Prompt: Repeat every record below exactly, but leave out any pictures.

Input for this task:
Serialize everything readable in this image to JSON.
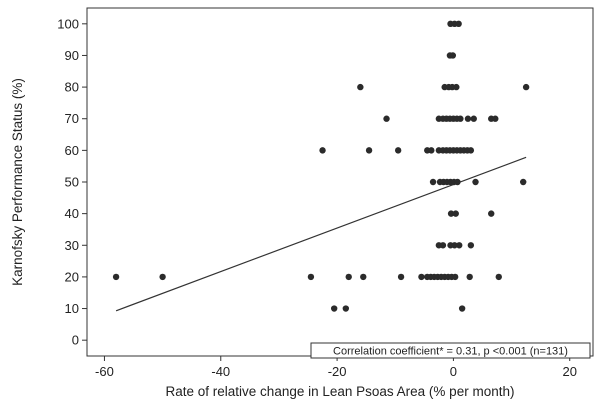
{
  "chart_data": {
    "type": "scatter",
    "xlabel": "Rate of relative change in Lean Psoas Area (% per month)",
    "ylabel": "Karnofsky Performance Status (%)",
    "xlim": [
      -63,
      24
    ],
    "ylim": [
      -5,
      105
    ],
    "x_ticks": [
      -60,
      -40,
      -20,
      0,
      20
    ],
    "y_ticks": [
      0,
      10,
      20,
      30,
      40,
      50,
      60,
      70,
      80,
      90,
      100
    ],
    "grid": false,
    "annotation": "Correlation coefficient* = 0.31, p <0.001 (n=131)",
    "fit_line": {
      "x": [
        -58,
        12.5
      ],
      "y": [
        9.3,
        57.8
      ]
    },
    "points": [
      {
        "x": -0.5,
        "y": 100
      },
      {
        "x": 0.2,
        "y": 100
      },
      {
        "x": 0.9,
        "y": 100
      },
      {
        "x": -0.6,
        "y": 90
      },
      {
        "x": -0.1,
        "y": 90
      },
      {
        "x": -16,
        "y": 80
      },
      {
        "x": -1.5,
        "y": 80
      },
      {
        "x": -0.8,
        "y": 80
      },
      {
        "x": -0.2,
        "y": 80
      },
      {
        "x": 0.5,
        "y": 80
      },
      {
        "x": 12.5,
        "y": 80
      },
      {
        "x": -11.5,
        "y": 70
      },
      {
        "x": -2.5,
        "y": 70
      },
      {
        "x": -1.8,
        "y": 70
      },
      {
        "x": -1.2,
        "y": 70
      },
      {
        "x": -0.6,
        "y": 70
      },
      {
        "x": 0,
        "y": 70
      },
      {
        "x": 0.6,
        "y": 70
      },
      {
        "x": 1.2,
        "y": 70
      },
      {
        "x": 2.5,
        "y": 70
      },
      {
        "x": 3.5,
        "y": 70
      },
      {
        "x": 6.5,
        "y": 70
      },
      {
        "x": 7.2,
        "y": 70
      },
      {
        "x": -22.5,
        "y": 60
      },
      {
        "x": -14.5,
        "y": 60
      },
      {
        "x": -9.5,
        "y": 60
      },
      {
        "x": -4.5,
        "y": 60
      },
      {
        "x": -3.8,
        "y": 60
      },
      {
        "x": -2.5,
        "y": 60
      },
      {
        "x": -1.8,
        "y": 60
      },
      {
        "x": -1.2,
        "y": 60
      },
      {
        "x": -0.6,
        "y": 60
      },
      {
        "x": 0,
        "y": 60
      },
      {
        "x": 0.6,
        "y": 60
      },
      {
        "x": 1.2,
        "y": 60
      },
      {
        "x": 1.8,
        "y": 60
      },
      {
        "x": 2.4,
        "y": 60
      },
      {
        "x": 3,
        "y": 60
      },
      {
        "x": -3.5,
        "y": 50
      },
      {
        "x": -2.3,
        "y": 50
      },
      {
        "x": -1.7,
        "y": 50
      },
      {
        "x": -1.1,
        "y": 50
      },
      {
        "x": -0.5,
        "y": 50
      },
      {
        "x": 0.1,
        "y": 50
      },
      {
        "x": 0.7,
        "y": 50
      },
      {
        "x": 3.8,
        "y": 50
      },
      {
        "x": 12,
        "y": 50
      },
      {
        "x": -0.4,
        "y": 40
      },
      {
        "x": 0.4,
        "y": 40
      },
      {
        "x": 6.5,
        "y": 40
      },
      {
        "x": -2.5,
        "y": 30
      },
      {
        "x": -1.8,
        "y": 30
      },
      {
        "x": -0.5,
        "y": 30
      },
      {
        "x": 0.2,
        "y": 30
      },
      {
        "x": 1,
        "y": 30
      },
      {
        "x": 3,
        "y": 30
      },
      {
        "x": -58,
        "y": 20
      },
      {
        "x": -50,
        "y": 20
      },
      {
        "x": -24.5,
        "y": 20
      },
      {
        "x": -18,
        "y": 20
      },
      {
        "x": -15.5,
        "y": 20
      },
      {
        "x": -9,
        "y": 20
      },
      {
        "x": -5.5,
        "y": 20
      },
      {
        "x": -4.5,
        "y": 20
      },
      {
        "x": -3.9,
        "y": 20
      },
      {
        "x": -3.3,
        "y": 20
      },
      {
        "x": -2.7,
        "y": 20
      },
      {
        "x": -2.1,
        "y": 20
      },
      {
        "x": -1.5,
        "y": 20
      },
      {
        "x": -0.9,
        "y": 20
      },
      {
        "x": -0.3,
        "y": 20
      },
      {
        "x": 0.3,
        "y": 20
      },
      {
        "x": 2.8,
        "y": 20
      },
      {
        "x": 7.8,
        "y": 20
      },
      {
        "x": -20.5,
        "y": 10
      },
      {
        "x": -18.5,
        "y": 10
      },
      {
        "x": 1.5,
        "y": 10
      }
    ]
  }
}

Exercise result:
Serialize everything readable in this image to JSON.
{
  "chart_data": {
    "type": "scatter",
    "xlabel": "Rate of relative change in Lean Psoas Area (% per month)",
    "ylabel": "Karnofsky Performance Status (%)",
    "xlim": [
      -63,
      24
    ],
    "ylim": [
      -5,
      105
    ],
    "x_ticks": [
      -60,
      -40,
      -20,
      0,
      20
    ],
    "y_ticks": [
      0,
      10,
      20,
      30,
      40,
      50,
      60,
      70,
      80,
      90,
      100
    ],
    "grid": false,
    "annotation": "Correlation coefficient* = 0.31, p <0.001 (n=131)",
    "fit_line": {
      "x": [
        -58,
        12.5
      ],
      "y": [
        9.3,
        57.8
      ]
    },
    "points": [
      {
        "x": -0.5,
        "y": 100
      },
      {
        "x": 0.2,
        "y": 100
      },
      {
        "x": 0.9,
        "y": 100
      },
      {
        "x": -0.6,
        "y": 90
      },
      {
        "x": -0.1,
        "y": 90
      },
      {
        "x": -16,
        "y": 80
      },
      {
        "x": -1.5,
        "y": 80
      },
      {
        "x": -0.8,
        "y": 80
      },
      {
        "x": -0.2,
        "y": 80
      },
      {
        "x": 0.5,
        "y": 80
      },
      {
        "x": 12.5,
        "y": 80
      },
      {
        "x": -11.5,
        "y": 70
      },
      {
        "x": -2.5,
        "y": 70
      },
      {
        "x": -1.8,
        "y": 70
      },
      {
        "x": -1.2,
        "y": 70
      },
      {
        "x": -0.6,
        "y": 70
      },
      {
        "x": 0,
        "y": 70
      },
      {
        "x": 0.6,
        "y": 70
      },
      {
        "x": 1.2,
        "y": 70
      },
      {
        "x": 2.5,
        "y": 70
      },
      {
        "x": 3.5,
        "y": 70
      },
      {
        "x": 6.5,
        "y": 70
      },
      {
        "x": 7.2,
        "y": 70
      },
      {
        "x": -22.5,
        "y": 60
      },
      {
        "x": -14.5,
        "y": 60
      },
      {
        "x": -9.5,
        "y": 60
      },
      {
        "x": -4.5,
        "y": 60
      },
      {
        "x": -3.8,
        "y": 60
      },
      {
        "x": -2.5,
        "y": 60
      },
      {
        "x": -1.8,
        "y": 60
      },
      {
        "x": -1.2,
        "y": 60
      },
      {
        "x": -0.6,
        "y": 60
      },
      {
        "x": 0,
        "y": 60
      },
      {
        "x": 0.6,
        "y": 60
      },
      {
        "x": 1.2,
        "y": 60
      },
      {
        "x": 1.8,
        "y": 60
      },
      {
        "x": 2.4,
        "y": 60
      },
      {
        "x": 3,
        "y": 60
      },
      {
        "x": -3.5,
        "y": 50
      },
      {
        "x": -2.3,
        "y": 50
      },
      {
        "x": -1.7,
        "y": 50
      },
      {
        "x": -1.1,
        "y": 50
      },
      {
        "x": -0.5,
        "y": 50
      },
      {
        "x": 0.1,
        "y": 50
      },
      {
        "x": 0.7,
        "y": 50
      },
      {
        "x": 3.8,
        "y": 50
      },
      {
        "x": 12,
        "y": 50
      },
      {
        "x": -0.4,
        "y": 40
      },
      {
        "x": 0.4,
        "y": 40
      },
      {
        "x": 6.5,
        "y": 40
      },
      {
        "x": -2.5,
        "y": 30
      },
      {
        "x": -1.8,
        "y": 30
      },
      {
        "x": -0.5,
        "y": 30
      },
      {
        "x": 0.2,
        "y": 30
      },
      {
        "x": 1,
        "y": 30
      },
      {
        "x": 3,
        "y": 30
      },
      {
        "x": -58,
        "y": 20
      },
      {
        "x": -50,
        "y": 20
      },
      {
        "x": -24.5,
        "y": 20
      },
      {
        "x": -18,
        "y": 20
      },
      {
        "x": -15.5,
        "y": 20
      },
      {
        "x": -9,
        "y": 20
      },
      {
        "x": -5.5,
        "y": 20
      },
      {
        "x": -4.5,
        "y": 20
      },
      {
        "x": -3.9,
        "y": 20
      },
      {
        "x": -3.3,
        "y": 20
      },
      {
        "x": -2.7,
        "y": 20
      },
      {
        "x": -2.1,
        "y": 20
      },
      {
        "x": -1.5,
        "y": 20
      },
      {
        "x": -0.9,
        "y": 20
      },
      {
        "x": -0.3,
        "y": 20
      },
      {
        "x": 0.3,
        "y": 20
      },
      {
        "x": 2.8,
        "y": 20
      },
      {
        "x": 7.8,
        "y": 20
      },
      {
        "x": -20.5,
        "y": 10
      },
      {
        "x": -18.5,
        "y": 10
      },
      {
        "x": 1.5,
        "y": 10
      }
    ]
  }
}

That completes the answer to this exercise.